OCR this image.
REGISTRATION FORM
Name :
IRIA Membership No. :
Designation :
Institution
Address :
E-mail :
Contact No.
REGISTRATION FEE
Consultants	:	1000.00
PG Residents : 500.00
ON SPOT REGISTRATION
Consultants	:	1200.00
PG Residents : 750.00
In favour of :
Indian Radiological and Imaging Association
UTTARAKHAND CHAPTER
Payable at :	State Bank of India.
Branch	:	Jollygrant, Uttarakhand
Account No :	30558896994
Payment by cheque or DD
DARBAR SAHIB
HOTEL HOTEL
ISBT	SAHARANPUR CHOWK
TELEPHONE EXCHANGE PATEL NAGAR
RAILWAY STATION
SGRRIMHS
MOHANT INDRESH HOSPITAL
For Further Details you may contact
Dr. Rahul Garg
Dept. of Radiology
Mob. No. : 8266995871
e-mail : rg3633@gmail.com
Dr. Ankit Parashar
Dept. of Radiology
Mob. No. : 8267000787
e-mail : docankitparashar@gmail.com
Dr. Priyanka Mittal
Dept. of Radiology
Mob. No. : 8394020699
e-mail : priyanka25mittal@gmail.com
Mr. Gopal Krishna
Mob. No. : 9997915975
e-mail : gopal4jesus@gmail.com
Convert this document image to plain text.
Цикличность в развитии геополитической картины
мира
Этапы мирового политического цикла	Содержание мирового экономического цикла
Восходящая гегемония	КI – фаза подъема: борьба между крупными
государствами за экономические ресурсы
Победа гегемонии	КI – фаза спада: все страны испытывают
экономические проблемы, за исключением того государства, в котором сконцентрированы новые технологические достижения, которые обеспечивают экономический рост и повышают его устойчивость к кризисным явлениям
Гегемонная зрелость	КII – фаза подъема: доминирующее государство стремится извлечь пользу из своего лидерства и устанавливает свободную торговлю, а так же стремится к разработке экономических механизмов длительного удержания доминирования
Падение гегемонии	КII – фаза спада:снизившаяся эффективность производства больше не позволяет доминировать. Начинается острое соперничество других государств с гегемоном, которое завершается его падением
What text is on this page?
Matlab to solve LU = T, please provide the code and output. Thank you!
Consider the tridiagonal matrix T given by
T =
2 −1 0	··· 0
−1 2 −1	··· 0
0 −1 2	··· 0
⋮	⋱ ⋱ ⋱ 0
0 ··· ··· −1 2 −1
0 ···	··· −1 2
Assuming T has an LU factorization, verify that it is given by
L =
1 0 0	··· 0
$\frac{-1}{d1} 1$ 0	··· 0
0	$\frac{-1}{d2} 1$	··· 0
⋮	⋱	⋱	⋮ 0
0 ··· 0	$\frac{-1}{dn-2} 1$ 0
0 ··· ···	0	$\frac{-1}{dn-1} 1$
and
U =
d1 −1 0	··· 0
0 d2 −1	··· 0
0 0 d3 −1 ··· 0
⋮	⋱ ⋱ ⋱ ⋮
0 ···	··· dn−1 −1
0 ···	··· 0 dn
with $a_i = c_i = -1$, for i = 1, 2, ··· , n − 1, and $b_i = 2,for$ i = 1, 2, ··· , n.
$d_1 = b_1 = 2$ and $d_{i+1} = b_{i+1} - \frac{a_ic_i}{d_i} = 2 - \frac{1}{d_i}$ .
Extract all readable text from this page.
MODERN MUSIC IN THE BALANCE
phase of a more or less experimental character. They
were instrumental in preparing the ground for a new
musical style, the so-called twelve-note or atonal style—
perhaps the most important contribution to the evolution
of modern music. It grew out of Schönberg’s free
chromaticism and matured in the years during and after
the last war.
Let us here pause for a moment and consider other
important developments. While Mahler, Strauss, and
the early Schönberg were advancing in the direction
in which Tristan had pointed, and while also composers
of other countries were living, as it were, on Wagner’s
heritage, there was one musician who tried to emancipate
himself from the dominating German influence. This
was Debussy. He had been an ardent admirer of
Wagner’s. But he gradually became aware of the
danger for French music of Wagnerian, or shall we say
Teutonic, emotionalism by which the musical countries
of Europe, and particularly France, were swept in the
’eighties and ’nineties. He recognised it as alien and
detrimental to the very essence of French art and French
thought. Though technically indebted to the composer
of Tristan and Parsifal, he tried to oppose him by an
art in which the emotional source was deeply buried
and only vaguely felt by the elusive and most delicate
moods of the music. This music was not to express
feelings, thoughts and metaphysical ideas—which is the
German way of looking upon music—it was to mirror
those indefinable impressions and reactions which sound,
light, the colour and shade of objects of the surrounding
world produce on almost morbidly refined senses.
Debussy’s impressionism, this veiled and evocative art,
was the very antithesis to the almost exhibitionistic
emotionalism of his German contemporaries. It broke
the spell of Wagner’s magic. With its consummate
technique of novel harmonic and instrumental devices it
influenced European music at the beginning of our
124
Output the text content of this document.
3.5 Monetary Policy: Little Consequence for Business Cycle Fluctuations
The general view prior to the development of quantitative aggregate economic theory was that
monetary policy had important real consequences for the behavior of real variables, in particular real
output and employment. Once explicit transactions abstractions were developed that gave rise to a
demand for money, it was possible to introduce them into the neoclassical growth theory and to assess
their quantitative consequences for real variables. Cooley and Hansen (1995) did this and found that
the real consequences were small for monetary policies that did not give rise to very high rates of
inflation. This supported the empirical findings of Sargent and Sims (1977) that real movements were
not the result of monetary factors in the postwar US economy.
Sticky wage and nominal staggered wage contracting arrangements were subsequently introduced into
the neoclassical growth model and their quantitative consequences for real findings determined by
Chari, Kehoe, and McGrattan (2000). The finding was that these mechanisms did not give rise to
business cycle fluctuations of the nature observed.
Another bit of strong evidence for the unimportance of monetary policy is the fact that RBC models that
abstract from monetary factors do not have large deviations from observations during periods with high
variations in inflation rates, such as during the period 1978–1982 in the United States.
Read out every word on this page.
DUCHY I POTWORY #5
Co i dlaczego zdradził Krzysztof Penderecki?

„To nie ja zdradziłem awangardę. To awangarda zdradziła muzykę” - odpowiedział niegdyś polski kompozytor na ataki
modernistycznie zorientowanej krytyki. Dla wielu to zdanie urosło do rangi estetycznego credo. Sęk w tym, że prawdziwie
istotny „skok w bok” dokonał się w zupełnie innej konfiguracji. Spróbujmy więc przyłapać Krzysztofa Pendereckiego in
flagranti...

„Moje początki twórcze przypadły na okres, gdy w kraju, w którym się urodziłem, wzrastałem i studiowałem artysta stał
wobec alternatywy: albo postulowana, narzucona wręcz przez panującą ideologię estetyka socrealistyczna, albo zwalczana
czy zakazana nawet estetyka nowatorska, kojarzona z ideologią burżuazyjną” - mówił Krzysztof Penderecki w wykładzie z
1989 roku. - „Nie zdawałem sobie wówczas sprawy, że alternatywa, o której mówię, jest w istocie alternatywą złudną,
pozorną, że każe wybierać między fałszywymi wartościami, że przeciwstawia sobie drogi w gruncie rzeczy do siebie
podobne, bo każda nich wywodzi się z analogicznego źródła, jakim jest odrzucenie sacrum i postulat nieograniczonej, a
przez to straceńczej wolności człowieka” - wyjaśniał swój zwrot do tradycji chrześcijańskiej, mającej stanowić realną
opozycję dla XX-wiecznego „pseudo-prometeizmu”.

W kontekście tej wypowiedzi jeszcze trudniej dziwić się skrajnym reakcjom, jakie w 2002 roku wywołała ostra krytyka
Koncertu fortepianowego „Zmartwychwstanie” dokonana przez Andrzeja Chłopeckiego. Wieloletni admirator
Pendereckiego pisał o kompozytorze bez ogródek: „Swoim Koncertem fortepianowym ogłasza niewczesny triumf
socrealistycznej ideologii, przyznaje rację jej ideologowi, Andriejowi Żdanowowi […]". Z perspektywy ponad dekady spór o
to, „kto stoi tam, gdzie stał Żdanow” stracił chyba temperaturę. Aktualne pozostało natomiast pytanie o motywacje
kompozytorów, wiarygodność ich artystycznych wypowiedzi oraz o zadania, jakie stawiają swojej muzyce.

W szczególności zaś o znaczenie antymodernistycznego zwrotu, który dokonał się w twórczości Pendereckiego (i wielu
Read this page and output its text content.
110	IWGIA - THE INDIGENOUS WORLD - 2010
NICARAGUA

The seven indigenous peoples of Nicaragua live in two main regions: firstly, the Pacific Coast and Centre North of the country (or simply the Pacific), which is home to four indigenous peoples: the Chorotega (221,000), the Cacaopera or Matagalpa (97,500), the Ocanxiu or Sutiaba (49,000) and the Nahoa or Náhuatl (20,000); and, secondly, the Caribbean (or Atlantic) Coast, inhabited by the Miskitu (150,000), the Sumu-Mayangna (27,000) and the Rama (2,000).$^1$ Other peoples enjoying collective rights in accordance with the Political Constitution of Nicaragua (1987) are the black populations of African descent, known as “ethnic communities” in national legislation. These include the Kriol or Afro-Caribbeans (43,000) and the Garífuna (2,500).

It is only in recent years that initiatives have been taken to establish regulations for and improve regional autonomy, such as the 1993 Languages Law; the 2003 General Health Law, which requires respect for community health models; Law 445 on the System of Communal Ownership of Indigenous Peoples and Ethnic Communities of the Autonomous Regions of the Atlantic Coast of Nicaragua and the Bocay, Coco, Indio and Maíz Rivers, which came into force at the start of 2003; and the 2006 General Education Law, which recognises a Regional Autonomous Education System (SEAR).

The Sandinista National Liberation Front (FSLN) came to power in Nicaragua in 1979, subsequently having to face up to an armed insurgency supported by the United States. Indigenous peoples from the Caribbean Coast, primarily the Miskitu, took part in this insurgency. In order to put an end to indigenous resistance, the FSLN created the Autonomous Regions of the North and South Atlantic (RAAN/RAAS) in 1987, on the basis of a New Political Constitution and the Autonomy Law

::::

__Task description__
Pull out all lines from the entries above in which the word "States" appears.

__Output__
variations in inflation rates, such as during the period 1978–1982 in the United States.
The Sandinista National Liberation Front (FSLN) came to power in Nicaragua in 1979, subsequently having to face up to an armed insurgency supported by the United States. Indigenous peoples from the Caribbean Coast, primarily the Miskitu, took part in this insurgency. In order to put an end to indigenous resistance, the FSLN created the Autonomous Regions of the North and South Atlantic (RAAN/RAAS) in 1987, on the basis of a New Political Constitution and the Autonomy Law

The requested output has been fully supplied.